**TASK INSTRUCTIONS:** Take the entries below and print all of them exactly, please.

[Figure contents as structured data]

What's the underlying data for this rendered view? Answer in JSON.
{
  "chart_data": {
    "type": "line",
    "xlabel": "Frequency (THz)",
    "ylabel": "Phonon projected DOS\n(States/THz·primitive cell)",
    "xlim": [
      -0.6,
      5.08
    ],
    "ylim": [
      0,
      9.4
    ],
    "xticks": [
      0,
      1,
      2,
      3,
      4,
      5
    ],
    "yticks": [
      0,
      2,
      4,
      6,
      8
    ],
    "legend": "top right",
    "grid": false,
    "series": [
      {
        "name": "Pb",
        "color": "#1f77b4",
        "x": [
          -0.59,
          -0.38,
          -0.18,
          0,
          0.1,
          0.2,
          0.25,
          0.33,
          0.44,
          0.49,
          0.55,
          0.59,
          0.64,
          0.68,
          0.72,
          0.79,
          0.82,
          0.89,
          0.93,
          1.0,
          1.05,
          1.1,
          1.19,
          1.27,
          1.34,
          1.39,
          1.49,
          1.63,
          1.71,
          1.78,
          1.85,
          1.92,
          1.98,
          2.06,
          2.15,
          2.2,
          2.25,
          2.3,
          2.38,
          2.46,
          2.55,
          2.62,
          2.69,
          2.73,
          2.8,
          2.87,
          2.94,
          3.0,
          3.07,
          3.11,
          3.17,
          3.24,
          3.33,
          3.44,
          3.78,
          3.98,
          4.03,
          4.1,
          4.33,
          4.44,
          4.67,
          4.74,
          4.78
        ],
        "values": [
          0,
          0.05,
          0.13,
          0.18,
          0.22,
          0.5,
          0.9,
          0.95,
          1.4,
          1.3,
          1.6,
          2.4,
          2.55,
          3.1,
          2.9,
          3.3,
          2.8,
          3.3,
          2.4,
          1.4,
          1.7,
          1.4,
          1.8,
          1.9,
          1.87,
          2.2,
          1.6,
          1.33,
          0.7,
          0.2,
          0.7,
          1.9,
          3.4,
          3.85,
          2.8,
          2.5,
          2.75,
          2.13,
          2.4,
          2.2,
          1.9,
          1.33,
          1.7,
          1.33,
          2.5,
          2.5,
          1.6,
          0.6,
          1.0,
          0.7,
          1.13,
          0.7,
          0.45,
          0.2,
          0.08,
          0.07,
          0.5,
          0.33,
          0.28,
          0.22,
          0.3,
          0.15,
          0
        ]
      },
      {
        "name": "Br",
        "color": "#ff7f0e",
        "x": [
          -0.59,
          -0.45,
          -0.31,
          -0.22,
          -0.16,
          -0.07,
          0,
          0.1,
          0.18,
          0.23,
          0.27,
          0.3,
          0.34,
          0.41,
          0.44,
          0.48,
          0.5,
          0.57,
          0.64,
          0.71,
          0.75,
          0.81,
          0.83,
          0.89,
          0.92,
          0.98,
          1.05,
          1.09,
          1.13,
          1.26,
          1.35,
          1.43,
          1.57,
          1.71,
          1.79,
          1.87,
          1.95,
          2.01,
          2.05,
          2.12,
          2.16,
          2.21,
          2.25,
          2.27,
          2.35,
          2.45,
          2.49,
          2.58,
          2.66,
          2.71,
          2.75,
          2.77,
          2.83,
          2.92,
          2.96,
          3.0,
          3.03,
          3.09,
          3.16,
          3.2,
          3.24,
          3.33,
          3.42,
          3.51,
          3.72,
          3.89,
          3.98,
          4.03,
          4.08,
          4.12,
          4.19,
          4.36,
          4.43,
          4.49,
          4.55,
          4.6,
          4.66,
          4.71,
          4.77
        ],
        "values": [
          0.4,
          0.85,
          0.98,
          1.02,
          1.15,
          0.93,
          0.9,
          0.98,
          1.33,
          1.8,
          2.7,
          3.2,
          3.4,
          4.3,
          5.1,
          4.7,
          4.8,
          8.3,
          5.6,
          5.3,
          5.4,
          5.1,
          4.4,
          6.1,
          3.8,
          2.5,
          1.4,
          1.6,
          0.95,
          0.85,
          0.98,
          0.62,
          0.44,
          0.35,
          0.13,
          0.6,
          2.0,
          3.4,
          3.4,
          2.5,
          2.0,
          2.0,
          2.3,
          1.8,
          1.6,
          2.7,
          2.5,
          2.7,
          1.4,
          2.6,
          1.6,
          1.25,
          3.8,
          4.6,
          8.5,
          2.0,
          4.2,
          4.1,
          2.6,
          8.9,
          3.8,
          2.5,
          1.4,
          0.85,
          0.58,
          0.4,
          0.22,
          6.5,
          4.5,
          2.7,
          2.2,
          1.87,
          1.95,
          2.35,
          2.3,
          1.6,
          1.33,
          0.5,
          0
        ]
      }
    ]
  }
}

**EXERCISE RESULT:**
What's the underlying data for this rendered view? Answer in JSON.
{
  "chart_data": {
    "type": "line",
    "xlabel": "Frequency (THz)",
    "ylabel": "Phonon projected DOS\n(States/THz·primitive cell)",
    "xlim": [
      -0.6,
      5.08
    ],
    "ylim": [
      0,
      9.4
    ],
    "xticks": [
      0,
      1,
      2,
      3,
      4,
      5
    ],
    "yticks": [
      0,
      2,
      4,
      6,
      8
    ],
    "legend": "top right",
    "grid": false,
    "series": [
      {
        "name": "Pb",
        "color": "#1f77b4",
        "x": [
          -0.59,
          -0.38,
          -0.18,
          0,
          0.1,
          0.2,
          0.25,
          0.33,
          0.44,
          0.49,
          0.55,
          0.59,
          0.64,
          0.68,
          0.72,
          0.79,
          0.82,
          0.89,
          0.93,
          1.0,
          1.05,
          1.1,
          1.19,
          1.27,
          1.34,
          1.39,
          1.49,
          1.63,
          1.71,
          1.78,
          1.85,
          1.92,
          1.98,
          2.06,
          2.15,
          2.2,
          2.25,
          2.3,
          2.38,
          2.46,
          2.55,
          2.62,
          2.69,
          2.73,
          2.8,
          2.87,
          2.94,
          3.0,
          3.07,
          3.11,
          3.17,
          3.24,
          3.33,
          3.44,
          3.78,
          3.98,
          4.03,
          4.1,
          4.33,
          4.44,
          4.67,
          4.74,
          4.78
        ],
        "values": [
          0,
          0.05,
          0.13,
          0.18,
          0.22,
          0.5,
          0.9,
          0.95,
          1.4,
          1.3,
          1.6,
          2.4,
          2.55,
          3.1,
          2.9,
          3.3,
          2.8,
          3.3,
          2.4,
          1.4,
          1.7,
          1.4,
          1.8,
          1.9,
          1.87,
          2.2,
          1.6,
          1.33,
          0.7,
          0.2,
          0.7,
          1.9,
          3.4,
          3.85,
          2.8,
          2.5,
          2.75,
          2.13,
          2.4,
          2.2,
          1.9,
          1.33,
          1.7,
          1.33,
          2.5,
          2.5,
          1.6,
          0.6,
          1.0,
          0.7,
          1.13,
          0.7,
          0.45,
          0.2,
          0.08,
          0.07,
          0.5,
          0.33,
          0.28,
          0.22,
          0.3,
          0.15,
          0
        ]
      },
      {
        "name": "Br",
        "color": "#ff7f0e",
        "x": [
          -0.59,
          -0.45,
          -0.31,
          -0.22,
          -0.16,
          -0.07,
          0,
          0.1,
          0.18,
          0.23,
          0.27,
          0.3,
          0.34,
          0.41,
          0.44,
          0.48,
          0.5,
          0.57,
          0.64,
          0.71,
          0.75,
          0.81,
          0.83,
          0.89,
          0.92,
          0.98,
          1.05,
          1.09,
          1.13,
          1.26,
          1.35,
          1.43,
          1.57,
          1.71,
          1.79,
          1.87,
          1.95,
          2.01,
          2.05,
          2.12,
          2.16,
          2.21,
          2.25,
          2.27,
          2.35,
          2.45,
          2.49,
          2.58,
          2.66,
          2.71,
          2.75,
          2.77,
          2.83,
          2.92,
          2.96,
          3.0,
          3.03,
          3.09,
          3.16,
          3.2,
          3.24,
          3.33,
          3.42,
          3.51,
          3.72,
          3.89,
          3.98,
          4.03,
          4.08,
          4.12,
          4.19,
          4.36,
          4.43,
          4.49,
          4.55,
          4.6,
          4.66,
          4.71,
          4.77
        ],
        "values": [
          0.4,
          0.85,
          0.98,
          1.02,
          1.15,
          0.93,
          0.9,
          0.98,
          1.33,
          1.8,
          2.7,
          3.2,
          3.4,
          4.3,
          5.1,
          4.7,
          4.8,
          8.3,
          5.6,
          5.3,
          5.4,
          5.1,
          4.4,
          6.1,
          3.8,
          2.5,
          1.4,
          1.6,
          0.95,
          0.85,
          0.98,
          0.62,
          0.44,
          0.35,
          0.13,
          0.6,
          2.0,
          3.4,
          3.4,
          2.5,
          2.0,
          2.0,
          2.3,
          1.8,
          1.6,
          2.7,
          2.5,
          2.7,
          1.4,
          2.6,
          1.6,
          1.25,
          3.8,
          4.6,
          8.5,
          2.0,
          4.2,
          4.1,
          2.6,
          8.9,
          3.8,
          2.5,
          1.4,
          0.85,
          0.58,
          0.4,
          0.22,
          6.5,
          4.5,
          2.7,
          2.2,
          1.87,
          1.95,
          2.35,
          2.3,
          1.6,
          1.33,
          0.5,
          0
        ]
      }
    ]
  }
}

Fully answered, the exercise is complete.